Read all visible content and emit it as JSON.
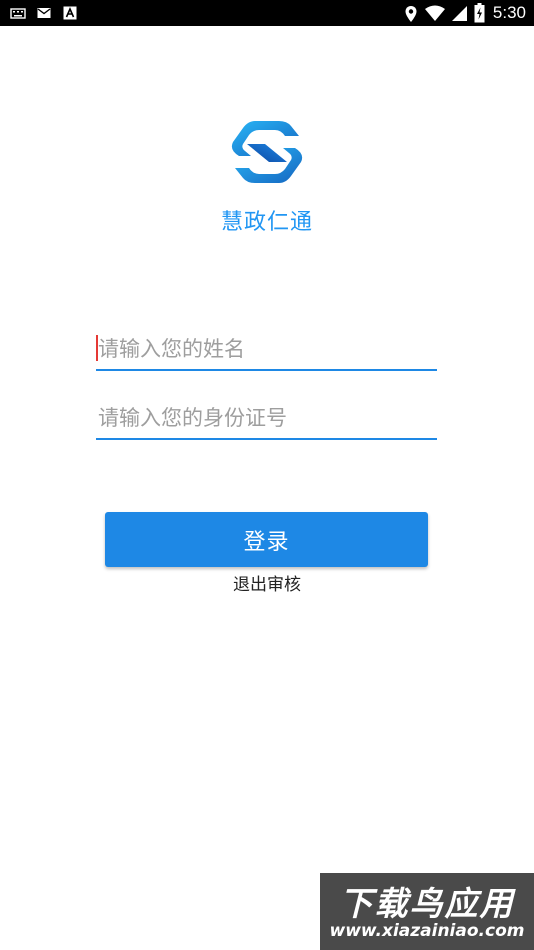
{
  "status_bar": {
    "time": "5:30",
    "left_icons": [
      "keyboard-icon",
      "mail-icon",
      "a-notification-icon"
    ],
    "right_icons": [
      "location-icon",
      "wifi-icon",
      "signal-icon",
      "battery-charging-icon"
    ]
  },
  "app": {
    "title": "慧政仁通",
    "accent_color": "#1E88E5"
  },
  "form": {
    "name_placeholder": "请输入您的姓名",
    "name_value": "",
    "id_placeholder": "请输入您的身份证号",
    "id_value": ""
  },
  "actions": {
    "login_label": "登录",
    "exit_label": "退出审核"
  },
  "watermark": {
    "title": "下载鸟应用",
    "url": "www.xiazainiao.com"
  }
}
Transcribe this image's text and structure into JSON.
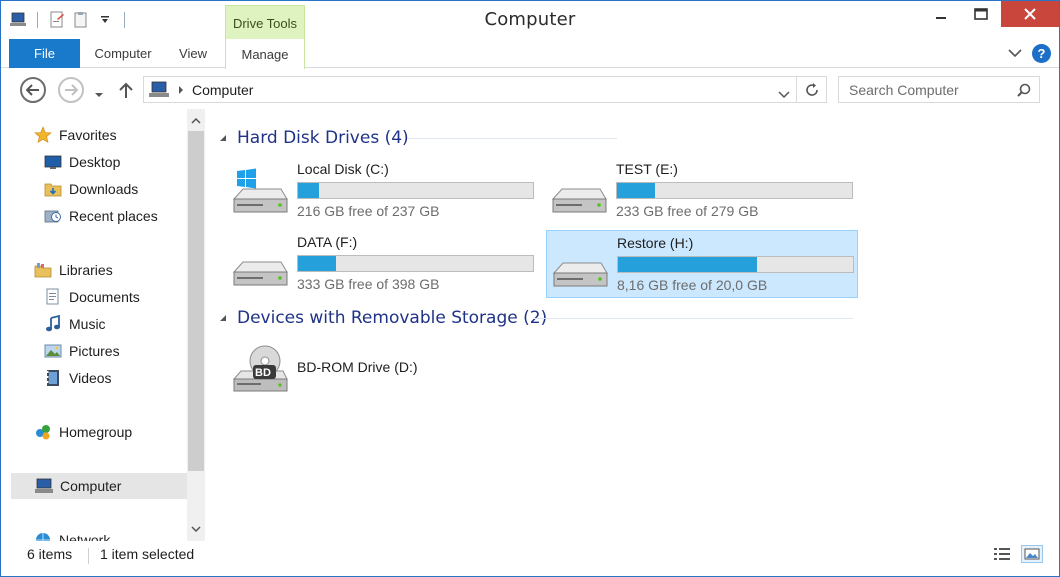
{
  "window": {
    "title": "Computer",
    "contextual_tab": "Drive Tools"
  },
  "ribbon": {
    "tabs": [
      "File",
      "Computer",
      "View",
      "Manage"
    ]
  },
  "address": {
    "path": "Computer",
    "search_placeholder": "Search Computer"
  },
  "nav": {
    "favorites": "Favorites",
    "desktop": "Desktop",
    "downloads": "Downloads",
    "recent": "Recent places",
    "libraries": "Libraries",
    "documents": "Documents",
    "music": "Music",
    "pictures": "Pictures",
    "videos": "Videos",
    "homegroup": "Homegroup",
    "computer": "Computer",
    "network": "Network"
  },
  "groups": {
    "hdd": {
      "title": "Hard Disk Drives (4)"
    },
    "removable": {
      "title": "Devices with Removable Storage (2)"
    }
  },
  "drives": [
    {
      "name": "Local Disk (C:)",
      "free_text": "216 GB free of 237 GB",
      "used_fraction": 0.09,
      "selected": false
    },
    {
      "name": "TEST (E:)",
      "free_text": "233 GB free of 279 GB",
      "used_fraction": 0.16,
      "selected": false
    },
    {
      "name": "DATA (F:)",
      "free_text": "333 GB free of 398 GB",
      "used_fraction": 0.16,
      "selected": false
    },
    {
      "name": "Restore (H:)",
      "free_text": "8,16 GB free of 20,0 GB",
      "used_fraction": 0.59,
      "selected": true
    }
  ],
  "removable": [
    {
      "name": "BD-ROM Drive (D:)",
      "badge": "BD"
    }
  ],
  "status": {
    "items": "6 items",
    "selected": "1 item selected"
  },
  "colors": {
    "accent": "#1979ca",
    "bar_fill": "#26a0da",
    "group_header": "#1e3287",
    "selection": "#cce8ff",
    "close_button": "#c9463d",
    "contextual_tab": "#dff3c0"
  },
  "icons": {
    "qat": [
      "computer-icon",
      "properties-icon",
      "new-folder-icon",
      "customize-qat-icon"
    ],
    "nav_buttons": [
      "back-arrow-icon",
      "forward-arrow-icon",
      "recent-locations-icon",
      "up-arrow-icon"
    ]
  }
}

**Problem description**:
Each line with the string "free" in it needs to be found and copied.

**Right answer**:
      "free_text": "216 GB free of 237 GB",
      "free_text": "233 GB free of 279 GB",
      "free_text": "333 GB free of 398 GB",
      "free_text": "8,16 GB free of 20,0 GB",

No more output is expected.